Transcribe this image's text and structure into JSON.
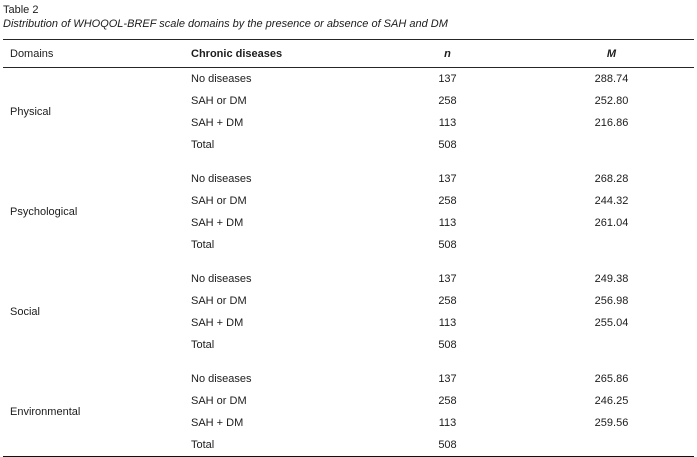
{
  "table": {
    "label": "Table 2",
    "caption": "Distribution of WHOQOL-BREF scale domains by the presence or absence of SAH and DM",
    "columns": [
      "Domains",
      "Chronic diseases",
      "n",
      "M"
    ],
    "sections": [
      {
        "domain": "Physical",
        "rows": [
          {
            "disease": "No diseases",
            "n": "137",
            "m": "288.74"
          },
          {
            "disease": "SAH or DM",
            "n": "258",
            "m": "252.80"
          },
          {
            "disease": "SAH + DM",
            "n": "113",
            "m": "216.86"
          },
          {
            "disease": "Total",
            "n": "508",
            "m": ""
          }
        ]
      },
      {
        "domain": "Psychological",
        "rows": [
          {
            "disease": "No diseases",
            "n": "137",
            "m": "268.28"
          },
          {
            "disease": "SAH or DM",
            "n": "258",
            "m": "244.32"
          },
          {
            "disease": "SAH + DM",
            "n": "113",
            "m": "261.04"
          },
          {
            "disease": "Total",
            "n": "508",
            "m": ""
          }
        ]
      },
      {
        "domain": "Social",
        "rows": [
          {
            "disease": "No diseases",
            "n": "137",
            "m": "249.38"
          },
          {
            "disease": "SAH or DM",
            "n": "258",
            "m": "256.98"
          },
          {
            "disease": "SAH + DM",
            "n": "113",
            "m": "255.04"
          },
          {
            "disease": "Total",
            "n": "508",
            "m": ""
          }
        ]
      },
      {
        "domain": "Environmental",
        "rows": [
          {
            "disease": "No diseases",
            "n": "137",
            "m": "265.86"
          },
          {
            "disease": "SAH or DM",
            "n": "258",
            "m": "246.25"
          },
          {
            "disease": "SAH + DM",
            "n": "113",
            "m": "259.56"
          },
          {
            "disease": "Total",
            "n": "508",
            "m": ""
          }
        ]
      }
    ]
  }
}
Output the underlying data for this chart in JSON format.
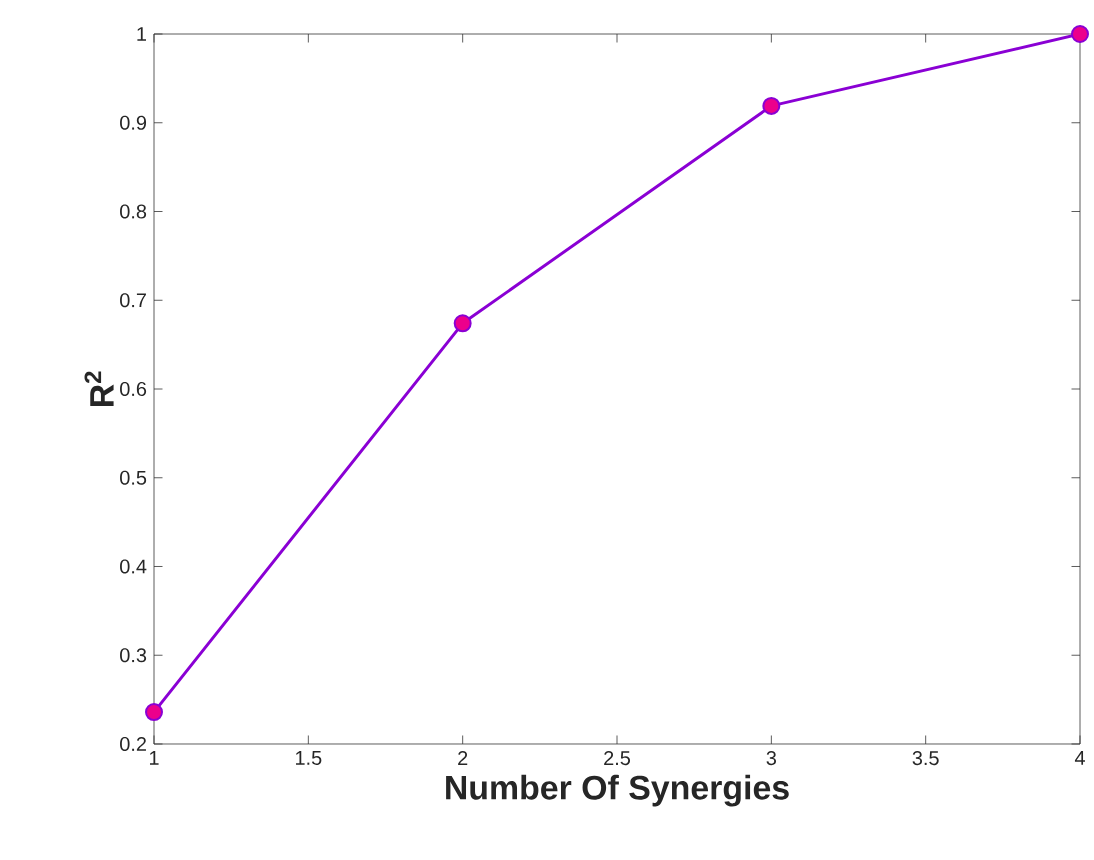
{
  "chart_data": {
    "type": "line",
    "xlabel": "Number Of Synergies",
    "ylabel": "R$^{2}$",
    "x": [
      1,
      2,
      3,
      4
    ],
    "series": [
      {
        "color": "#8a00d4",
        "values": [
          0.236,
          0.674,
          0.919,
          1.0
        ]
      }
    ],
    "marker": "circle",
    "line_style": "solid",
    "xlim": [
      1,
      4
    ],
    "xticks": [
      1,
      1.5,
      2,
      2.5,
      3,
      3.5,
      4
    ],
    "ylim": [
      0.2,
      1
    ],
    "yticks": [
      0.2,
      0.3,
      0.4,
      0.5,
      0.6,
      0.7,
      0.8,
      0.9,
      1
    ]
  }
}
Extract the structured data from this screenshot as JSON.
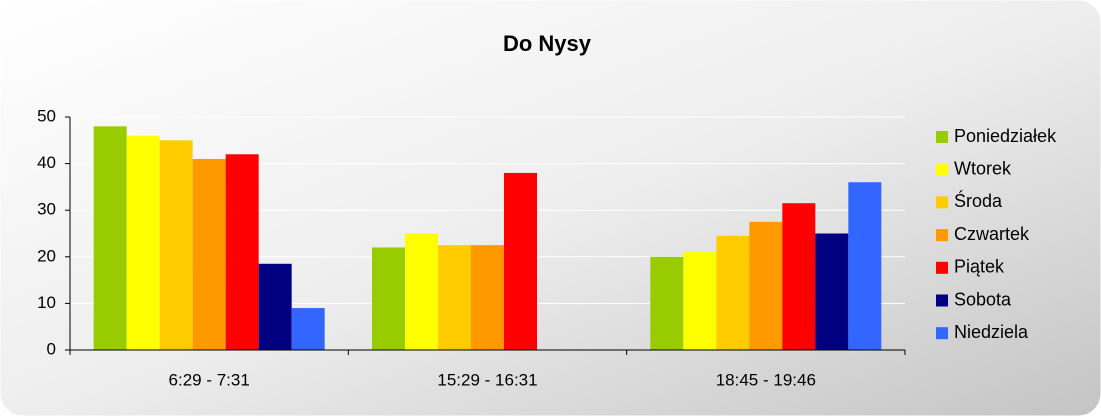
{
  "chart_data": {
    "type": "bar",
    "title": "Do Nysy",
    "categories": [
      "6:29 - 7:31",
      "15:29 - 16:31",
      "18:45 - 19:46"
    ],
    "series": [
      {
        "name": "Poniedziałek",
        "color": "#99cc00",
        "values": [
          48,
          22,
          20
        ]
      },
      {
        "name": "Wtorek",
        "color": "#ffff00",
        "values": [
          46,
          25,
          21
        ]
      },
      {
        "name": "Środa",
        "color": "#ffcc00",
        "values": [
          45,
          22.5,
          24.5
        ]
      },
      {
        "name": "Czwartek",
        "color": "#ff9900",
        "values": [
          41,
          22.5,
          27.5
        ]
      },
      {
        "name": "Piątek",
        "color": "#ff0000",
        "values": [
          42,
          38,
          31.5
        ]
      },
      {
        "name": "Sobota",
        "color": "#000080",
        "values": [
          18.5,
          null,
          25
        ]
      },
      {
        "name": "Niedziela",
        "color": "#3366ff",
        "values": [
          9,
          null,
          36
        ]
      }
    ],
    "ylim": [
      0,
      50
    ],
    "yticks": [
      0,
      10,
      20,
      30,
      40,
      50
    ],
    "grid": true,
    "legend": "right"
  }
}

- - - -

### Task instructions
Restate each of the entries above word for word and skip every image.

### Solution to the problem
Transcribe this image's text and structure into JSON.
{
  "table": {
    "label": "Table 2",
    "caption": "Distribution of WHOQOL-BREF scale domains by the presence or absence of SAH and DM",
    "columns": [
      "Domains",
      "Chronic diseases",
      "n",
      "M"
    ],
    "sections": [
      {
        "domain": "Physical",
        "rows": [
          {
            "disease": "No diseases",
            "n": "137",
            "m": "288.74"
          },
          {
            "disease": "SAH or DM",
            "n": "258",
            "m": "252.80"
          },
          {
            "disease": "SAH + DM",
            "n": "113",
            "m": "216.86"
          },
          {
            "disease": "Total",
            "n": "508",
            "m": ""
          }
        ]
      },
      {
        "domain": "Psychological",
        "rows": [
          {
            "disease": "No diseases",
            "n": "137",
            "m": "268.28"
          },
          {
            "disease": "SAH or DM",
            "n": "258",
            "m": "244.32"
          },
          {
            "disease": "SAH + DM",
            "n": "113",
            "m": "261.04"
          },
          {
            "disease": "Total",
            "n": "508",
            "m": ""
          }
        ]
      },
      {
        "domain": "Social",
        "rows": [
          {
            "disease": "No diseases",
            "n": "137",
            "m": "249.38"
          },
          {
            "disease": "SAH or DM",
            "n": "258",
            "m": "256.98"
          },
          {
            "disease": "SAH + DM",
            "n": "113",
            "m": "255.04"
          },
          {
            "disease": "Total",
            "n": "508",
            "m": ""
          }
        ]
      },
      {
        "domain": "Environmental",
        "rows": [
          {
            "disease": "No diseases",
            "n": "137",
            "m": "265.86"
          },
          {
            "disease": "SAH or DM",
            "n": "258",
            "m": "246.25"
          },
          {
            "disease": "SAH + DM",
            "n": "113",
            "m": "259.56"
          },
          {
            "disease": "Total",
            "n": "508",
            "m": ""
          }
        ]
      }
    ]
  }
}
Output the underlying data for this chart in JSON format.
{
  "chart_data": {
    "type": "line",
    "xlabel": "Number Of Synergies",
    "ylabel": "R$^{2}$",
    "x": [
      1,
      2,
      3,
      4
    ],
    "series": [
      {
        "color": "#8a00d4",
        "values": [
          0.236,
          0.674,
          0.919,
          1.0
        ]
      }
    ],
    "marker": "circle",
    "line_style": "solid",
    "xlim": [
      1,
      4
    ],
    "xticks": [
      1,
      1.5,
      2,
      2.5,
      3,
      3.5,
      4
    ],
    "ylim": [
      0.2,
      1
    ],
    "yticks": [
      0.2,
      0.3,
      0.4,
      0.5,
      0.6,
      0.7,
      0.8,
      0.9,
      1
    ]
  }
}
Extract the structured data from this screenshot as JSON.
{
  "chart_data": {
    "type": "bar",
    "title": "Do Nysy",
    "categories": [
      "6:29 - 7:31",
      "15:29 - 16:31",
      "18:45 - 19:46"
    ],
    "series": [
      {
        "name": "Poniedziałek",
        "color": "#99cc00",
        "values": [
          48,
          22,
          20
        ]
      },
      {
        "name": "Wtorek",
        "color": "#ffff00",
        "values": [
          46,
          25,
          21
        ]
      },
      {
        "name": "Środa",
        "color": "#ffcc00",
        "values": [
          45,
          22.5,
          24.5
        ]
      },
      {
        "name": "Czwartek",
        "color": "#ff9900",
        "values": [
          41,
          22.5,
          27.5
        ]
      },
      {
        "name": "Piątek",
        "color": "#ff0000",
        "values": [
          42,
          38,
          31.5
        ]
      },
      {
        "name": "Sobota",
        "color": "#000080",
        "values": [
          18.5,
          null,
          25
        ]
      },
      {
        "name": "Niedziela",
        "color": "#3366ff",
        "values": [
          9,
          null,
          36
        ]
      }
    ],
    "ylim": [
      0,
      50
    ],
    "yticks": [
      0,
      10,
      20,
      30,
      40,
      50
    ],
    "grid": true,
    "legend": "right"
  }
}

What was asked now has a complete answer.